● YOUR TASK
Leaving out every picture, transcribe the lines from the line that contains "Convert this screenshot" to the end of the entries below, both ends included.

● Data entries for graphics
+ + +

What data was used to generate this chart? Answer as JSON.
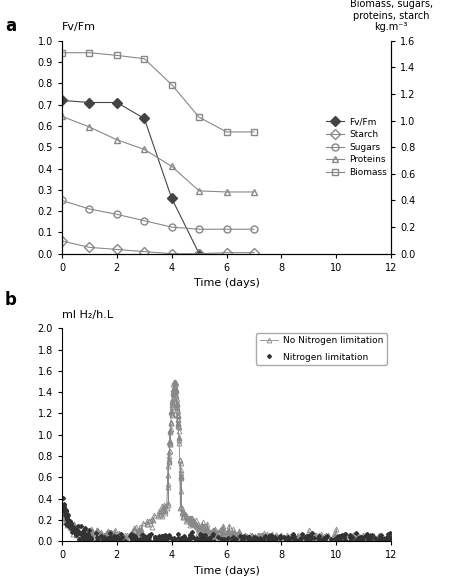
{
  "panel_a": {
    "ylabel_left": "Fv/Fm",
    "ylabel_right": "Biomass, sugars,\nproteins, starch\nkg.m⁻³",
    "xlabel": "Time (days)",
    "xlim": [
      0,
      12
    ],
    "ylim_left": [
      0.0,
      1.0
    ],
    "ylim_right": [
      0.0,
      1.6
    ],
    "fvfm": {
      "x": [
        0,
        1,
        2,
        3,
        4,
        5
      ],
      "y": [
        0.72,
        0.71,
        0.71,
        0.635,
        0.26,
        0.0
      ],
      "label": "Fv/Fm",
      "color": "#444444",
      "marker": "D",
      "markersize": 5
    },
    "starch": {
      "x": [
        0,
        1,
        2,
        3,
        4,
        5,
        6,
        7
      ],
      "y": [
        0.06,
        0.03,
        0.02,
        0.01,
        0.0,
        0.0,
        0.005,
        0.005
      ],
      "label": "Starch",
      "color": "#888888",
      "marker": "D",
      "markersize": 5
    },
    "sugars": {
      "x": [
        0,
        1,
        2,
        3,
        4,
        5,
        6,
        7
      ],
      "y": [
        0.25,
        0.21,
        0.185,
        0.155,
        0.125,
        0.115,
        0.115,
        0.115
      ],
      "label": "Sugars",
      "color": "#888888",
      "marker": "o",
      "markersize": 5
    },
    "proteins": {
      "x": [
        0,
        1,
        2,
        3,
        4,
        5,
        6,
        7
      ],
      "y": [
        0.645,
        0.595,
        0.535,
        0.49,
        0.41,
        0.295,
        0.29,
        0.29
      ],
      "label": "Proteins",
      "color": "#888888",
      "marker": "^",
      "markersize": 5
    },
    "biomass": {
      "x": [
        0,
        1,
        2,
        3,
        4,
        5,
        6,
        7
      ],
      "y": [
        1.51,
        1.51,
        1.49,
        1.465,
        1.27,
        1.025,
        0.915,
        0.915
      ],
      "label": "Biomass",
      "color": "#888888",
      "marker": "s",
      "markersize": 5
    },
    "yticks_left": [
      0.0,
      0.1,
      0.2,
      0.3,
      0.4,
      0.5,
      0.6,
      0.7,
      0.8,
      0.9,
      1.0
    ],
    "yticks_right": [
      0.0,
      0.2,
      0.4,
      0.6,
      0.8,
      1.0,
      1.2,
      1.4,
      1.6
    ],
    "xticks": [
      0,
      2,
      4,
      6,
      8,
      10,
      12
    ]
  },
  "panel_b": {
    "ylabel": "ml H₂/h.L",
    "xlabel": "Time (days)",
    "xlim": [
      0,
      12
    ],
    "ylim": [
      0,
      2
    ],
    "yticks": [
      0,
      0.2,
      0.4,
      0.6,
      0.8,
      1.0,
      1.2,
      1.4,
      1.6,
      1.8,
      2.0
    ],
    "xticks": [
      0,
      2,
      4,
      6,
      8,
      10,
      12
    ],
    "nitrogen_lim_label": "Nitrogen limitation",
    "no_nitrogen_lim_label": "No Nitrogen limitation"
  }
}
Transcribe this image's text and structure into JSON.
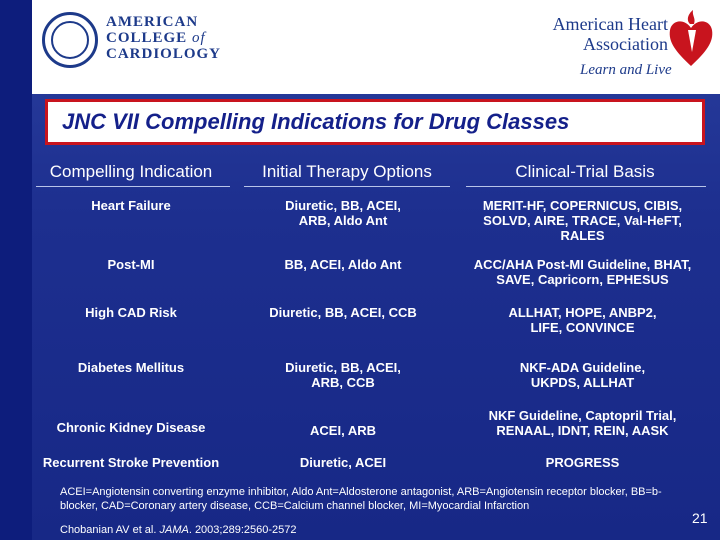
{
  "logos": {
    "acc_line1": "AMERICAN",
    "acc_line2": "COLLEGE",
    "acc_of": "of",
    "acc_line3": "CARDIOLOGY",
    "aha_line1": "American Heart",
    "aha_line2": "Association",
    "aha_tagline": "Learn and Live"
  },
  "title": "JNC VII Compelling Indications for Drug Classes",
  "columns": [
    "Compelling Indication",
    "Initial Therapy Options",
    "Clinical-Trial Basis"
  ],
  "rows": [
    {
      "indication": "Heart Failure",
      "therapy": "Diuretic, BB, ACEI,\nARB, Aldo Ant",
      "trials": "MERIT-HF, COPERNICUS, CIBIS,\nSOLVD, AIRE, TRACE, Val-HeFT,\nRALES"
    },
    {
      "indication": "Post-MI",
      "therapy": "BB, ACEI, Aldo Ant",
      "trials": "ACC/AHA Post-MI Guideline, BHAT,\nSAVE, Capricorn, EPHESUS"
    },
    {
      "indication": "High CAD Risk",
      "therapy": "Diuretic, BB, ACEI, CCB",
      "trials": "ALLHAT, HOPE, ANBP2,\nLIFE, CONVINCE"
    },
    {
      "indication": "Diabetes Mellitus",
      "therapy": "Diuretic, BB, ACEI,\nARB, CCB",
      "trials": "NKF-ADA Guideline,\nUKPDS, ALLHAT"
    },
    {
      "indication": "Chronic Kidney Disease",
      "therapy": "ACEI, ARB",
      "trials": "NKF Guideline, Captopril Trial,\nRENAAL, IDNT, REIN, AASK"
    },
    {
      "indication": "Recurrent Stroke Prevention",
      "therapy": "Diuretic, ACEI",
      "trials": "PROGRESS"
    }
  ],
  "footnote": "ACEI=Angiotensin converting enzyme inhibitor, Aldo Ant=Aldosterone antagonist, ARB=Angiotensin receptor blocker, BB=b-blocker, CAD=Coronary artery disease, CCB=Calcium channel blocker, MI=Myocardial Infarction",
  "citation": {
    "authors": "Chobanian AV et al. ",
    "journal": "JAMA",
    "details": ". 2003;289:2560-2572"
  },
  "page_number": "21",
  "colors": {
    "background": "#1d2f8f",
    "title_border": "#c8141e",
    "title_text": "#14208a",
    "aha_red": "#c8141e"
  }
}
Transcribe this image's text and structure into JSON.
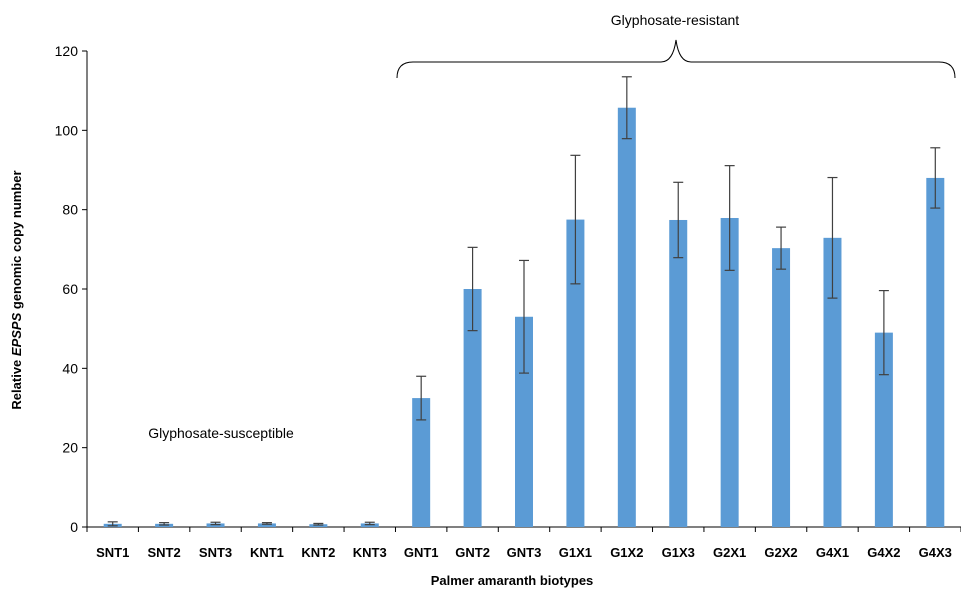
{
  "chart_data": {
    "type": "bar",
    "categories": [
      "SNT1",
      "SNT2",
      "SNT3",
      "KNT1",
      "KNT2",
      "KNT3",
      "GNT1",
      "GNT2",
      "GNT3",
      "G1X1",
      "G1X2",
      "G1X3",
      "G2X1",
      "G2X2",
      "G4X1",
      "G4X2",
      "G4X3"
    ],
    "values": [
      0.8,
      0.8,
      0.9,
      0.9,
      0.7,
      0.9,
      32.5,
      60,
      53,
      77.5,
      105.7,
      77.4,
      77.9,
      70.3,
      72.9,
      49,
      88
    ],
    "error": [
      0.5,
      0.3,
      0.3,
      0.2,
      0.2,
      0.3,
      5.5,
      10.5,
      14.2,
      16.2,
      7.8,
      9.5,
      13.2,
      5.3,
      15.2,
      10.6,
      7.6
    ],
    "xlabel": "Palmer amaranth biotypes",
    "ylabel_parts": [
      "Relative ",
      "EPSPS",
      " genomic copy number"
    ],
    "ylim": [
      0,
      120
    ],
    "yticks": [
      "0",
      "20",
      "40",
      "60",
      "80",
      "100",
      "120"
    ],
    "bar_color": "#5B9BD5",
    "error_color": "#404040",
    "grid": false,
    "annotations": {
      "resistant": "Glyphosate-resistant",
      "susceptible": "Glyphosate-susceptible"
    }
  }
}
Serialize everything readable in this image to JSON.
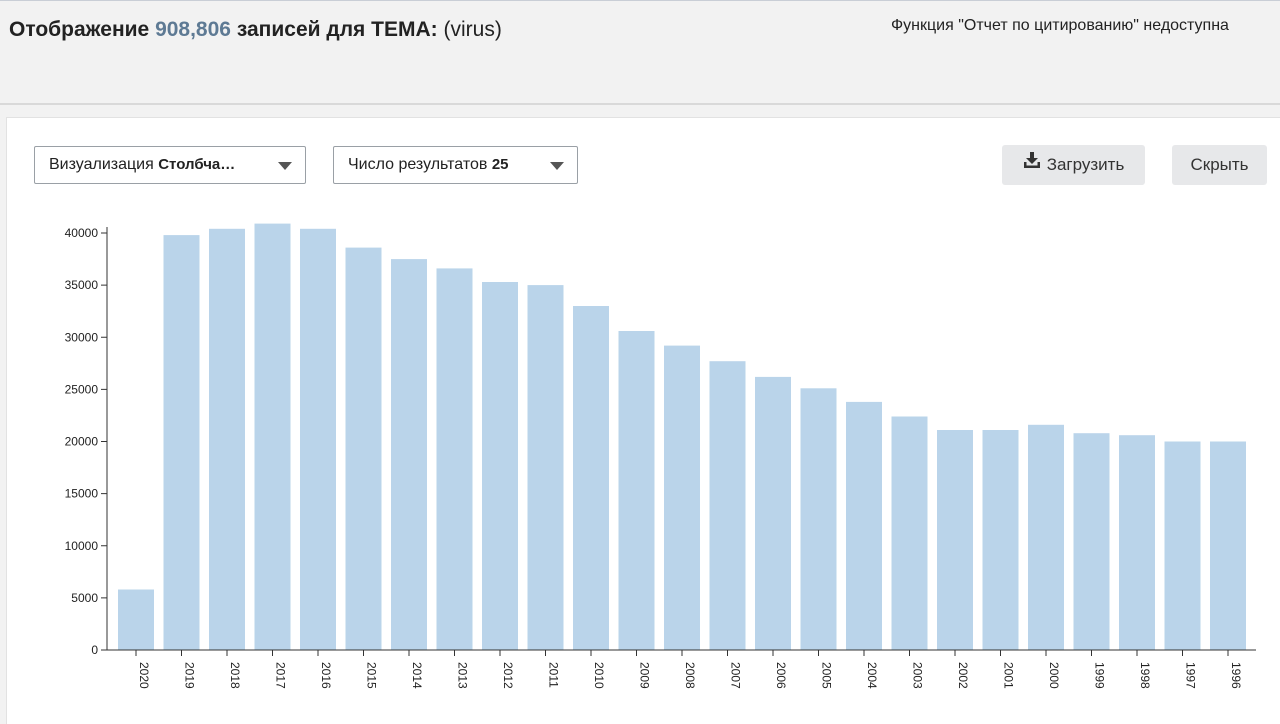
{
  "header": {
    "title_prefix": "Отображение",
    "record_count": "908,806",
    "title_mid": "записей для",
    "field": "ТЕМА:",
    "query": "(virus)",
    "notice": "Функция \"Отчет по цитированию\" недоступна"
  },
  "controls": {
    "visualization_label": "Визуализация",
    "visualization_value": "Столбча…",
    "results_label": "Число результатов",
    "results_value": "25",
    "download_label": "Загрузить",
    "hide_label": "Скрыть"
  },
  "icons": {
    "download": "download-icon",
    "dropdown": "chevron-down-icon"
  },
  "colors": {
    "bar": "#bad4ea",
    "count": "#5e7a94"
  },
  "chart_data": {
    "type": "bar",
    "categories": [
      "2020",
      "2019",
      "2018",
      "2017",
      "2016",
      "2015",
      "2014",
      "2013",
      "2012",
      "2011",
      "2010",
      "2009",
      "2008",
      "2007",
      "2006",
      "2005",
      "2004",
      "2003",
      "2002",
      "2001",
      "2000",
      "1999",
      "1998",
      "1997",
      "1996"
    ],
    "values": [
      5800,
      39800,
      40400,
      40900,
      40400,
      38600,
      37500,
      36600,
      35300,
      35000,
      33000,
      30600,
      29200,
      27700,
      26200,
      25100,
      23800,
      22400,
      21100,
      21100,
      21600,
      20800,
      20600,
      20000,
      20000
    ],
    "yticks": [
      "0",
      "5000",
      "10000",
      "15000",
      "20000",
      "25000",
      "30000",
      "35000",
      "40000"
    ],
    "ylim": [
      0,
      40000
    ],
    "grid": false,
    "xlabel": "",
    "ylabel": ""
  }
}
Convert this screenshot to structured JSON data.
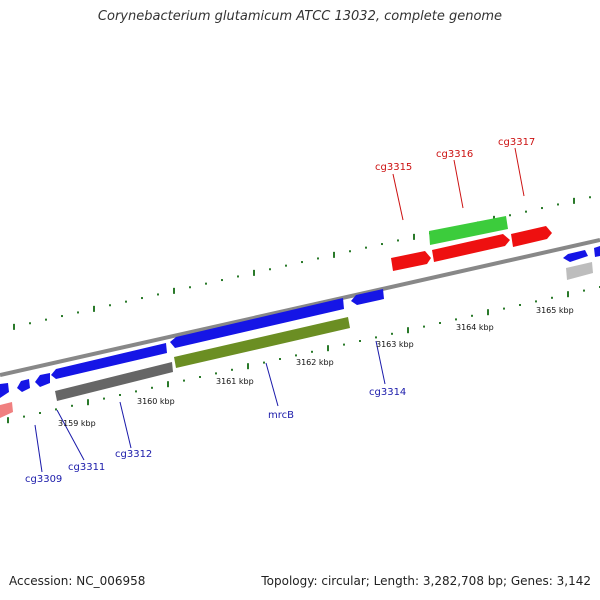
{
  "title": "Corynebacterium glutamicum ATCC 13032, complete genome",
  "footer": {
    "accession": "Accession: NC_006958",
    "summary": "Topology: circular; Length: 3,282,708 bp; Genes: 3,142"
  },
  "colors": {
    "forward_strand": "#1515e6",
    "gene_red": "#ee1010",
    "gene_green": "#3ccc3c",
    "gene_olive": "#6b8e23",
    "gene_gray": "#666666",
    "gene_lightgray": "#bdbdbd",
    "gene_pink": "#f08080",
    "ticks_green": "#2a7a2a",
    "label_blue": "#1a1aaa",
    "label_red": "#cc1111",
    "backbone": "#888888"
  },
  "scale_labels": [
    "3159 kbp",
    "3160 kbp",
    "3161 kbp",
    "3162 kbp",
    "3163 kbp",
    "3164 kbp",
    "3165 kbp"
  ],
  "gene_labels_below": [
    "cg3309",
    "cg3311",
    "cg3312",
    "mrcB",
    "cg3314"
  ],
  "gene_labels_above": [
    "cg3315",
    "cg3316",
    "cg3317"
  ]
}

+ + +

● EXERCISE RESPONSE
Convert this screenshot to structured JSON data.
{
  "title": "Corynebacterium glutamicum ATCC 13032, complete genome",
  "footer": {
    "accession": "Accession: NC_006958",
    "summary": "Topology: circular; Length: 3,282,708 bp; Genes: 3,142"
  },
  "colors": {
    "forward_strand": "#1515e6",
    "gene_red": "#ee1010",
    "gene_green": "#3ccc3c",
    "gene_olive": "#6b8e23",
    "gene_gray": "#666666",
    "gene_lightgray": "#bdbdbd",
    "gene_pink": "#f08080",
    "ticks_green": "#2a7a2a",
    "label_blue": "#1a1aaa",
    "label_red": "#cc1111",
    "backbone": "#888888"
  },
  "scale_labels": [
    "3159 kbp",
    "3160 kbp",
    "3161 kbp",
    "3162 kbp",
    "3163 kbp",
    "3164 kbp",
    "3165 kbp"
  ],
  "gene_labels_below": [
    "cg3309",
    "cg3311",
    "cg3312",
    "mrcB",
    "cg3314"
  ],
  "gene_labels_above": [
    "cg3315",
    "cg3316",
    "cg3317"
  ]
}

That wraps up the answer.